- _Task directions_:
Images are excluded; otherwise, output every record exactly.

================

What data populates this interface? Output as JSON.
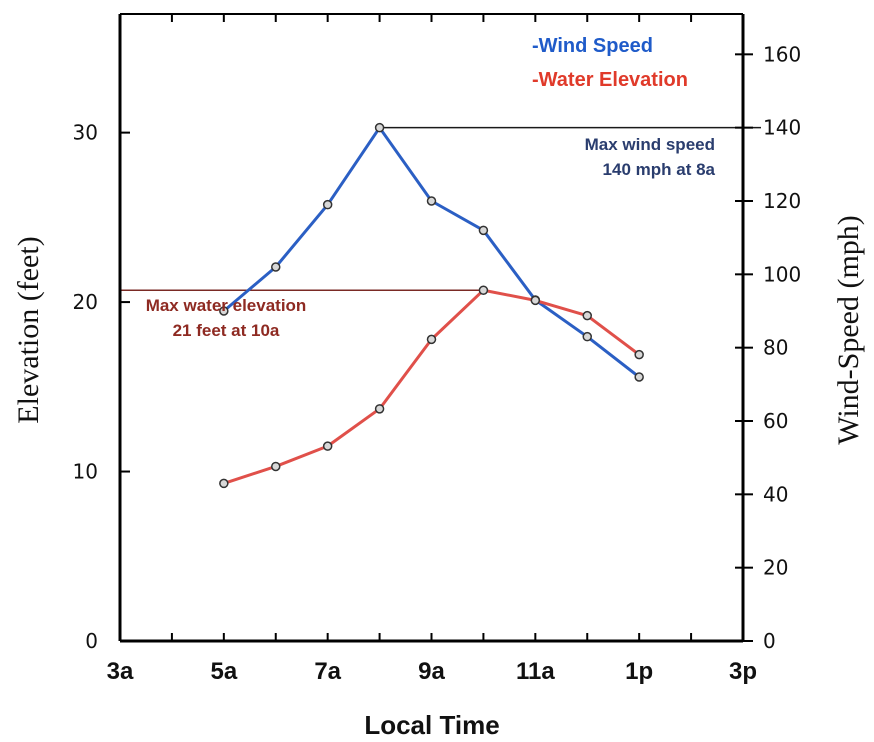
{
  "chart_data": {
    "type": "line",
    "xlabel": "Local Time",
    "ylabel_left": "Elevation (feet)",
    "ylabel_right": "Wind-Speed (mph)",
    "x_ticks": [
      {
        "hour": 3,
        "label": "3a"
      },
      {
        "hour": 5,
        "label": "5a"
      },
      {
        "hour": 7,
        "label": "7a"
      },
      {
        "hour": 9,
        "label": "9a"
      },
      {
        "hour": 11,
        "label": "11a"
      },
      {
        "hour": 13,
        "label": "1p"
      },
      {
        "hour": 15,
        "label": "3p"
      }
    ],
    "xlim_hours": [
      3,
      15
    ],
    "ylim_left": [
      0,
      37
    ],
    "ylim_right": [
      0,
      171
    ],
    "yticks_left": [
      0,
      10,
      20,
      30
    ],
    "yticks_right": [
      0,
      20,
      40,
      60,
      80,
      100,
      120,
      140,
      160
    ],
    "series": [
      {
        "name": "Wind Speed",
        "axis": "right",
        "color": "#2b5fc4",
        "x_hours": [
          5,
          6,
          7,
          8,
          9,
          10,
          11,
          12,
          13
        ],
        "values": [
          90,
          102,
          119,
          140,
          120,
          112,
          93,
          83,
          72
        ]
      },
      {
        "name": "Water Elevation",
        "axis": "left",
        "color": "#e0504a",
        "x_hours": [
          5,
          6,
          7,
          8,
          9,
          10,
          11,
          12,
          13
        ],
        "values": [
          9.3,
          10.3,
          11.5,
          13.7,
          17.8,
          20.7,
          20.1,
          19.2,
          16.9
        ]
      }
    ],
    "legend": [
      {
        "label": "-Wind Speed",
        "color": "#1f5bc9"
      },
      {
        "label": "-Water Elevation",
        "color": "#e03a2a"
      }
    ],
    "legend_position": "top-right",
    "annotations": [
      {
        "lines": [
          "Max wind speed",
          "140 mph at 8a"
        ],
        "color": "#2a3d6e"
      },
      {
        "lines": [
          "Max water elevation",
          "21 feet at 10a"
        ],
        "color": "#8e2a22"
      }
    ]
  }
}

================

- _Problem solution_:
What data populates this interface? Output as JSON.
{
  "chart_data": {
    "type": "line",
    "xlabel": "Local Time",
    "ylabel_left": "Elevation (feet)",
    "ylabel_right": "Wind-Speed (mph)",
    "x_ticks": [
      {
        "hour": 3,
        "label": "3a"
      },
      {
        "hour": 5,
        "label": "5a"
      },
      {
        "hour": 7,
        "label": "7a"
      },
      {
        "hour": 9,
        "label": "9a"
      },
      {
        "hour": 11,
        "label": "11a"
      },
      {
        "hour": 13,
        "label": "1p"
      },
      {
        "hour": 15,
        "label": "3p"
      }
    ],
    "xlim_hours": [
      3,
      15
    ],
    "ylim_left": [
      0,
      37
    ],
    "ylim_right": [
      0,
      171
    ],
    "yticks_left": [
      0,
      10,
      20,
      30
    ],
    "yticks_right": [
      0,
      20,
      40,
      60,
      80,
      100,
      120,
      140,
      160
    ],
    "series": [
      {
        "name": "Wind Speed",
        "axis": "right",
        "color": "#2b5fc4",
        "x_hours": [
          5,
          6,
          7,
          8,
          9,
          10,
          11,
          12,
          13
        ],
        "values": [
          90,
          102,
          119,
          140,
          120,
          112,
          93,
          83,
          72
        ]
      },
      {
        "name": "Water Elevation",
        "axis": "left",
        "color": "#e0504a",
        "x_hours": [
          5,
          6,
          7,
          8,
          9,
          10,
          11,
          12,
          13
        ],
        "values": [
          9.3,
          10.3,
          11.5,
          13.7,
          17.8,
          20.7,
          20.1,
          19.2,
          16.9
        ]
      }
    ],
    "legend": [
      {
        "label": "-Wind Speed",
        "color": "#1f5bc9"
      },
      {
        "label": "-Water Elevation",
        "color": "#e03a2a"
      }
    ],
    "legend_position": "top-right",
    "annotations": [
      {
        "lines": [
          "Max wind speed",
          "140 mph at 8a"
        ],
        "color": "#2a3d6e"
      },
      {
        "lines": [
          "Max water elevation",
          "21 feet at 10a"
        ],
        "color": "#8e2a22"
      }
    ]
  }
}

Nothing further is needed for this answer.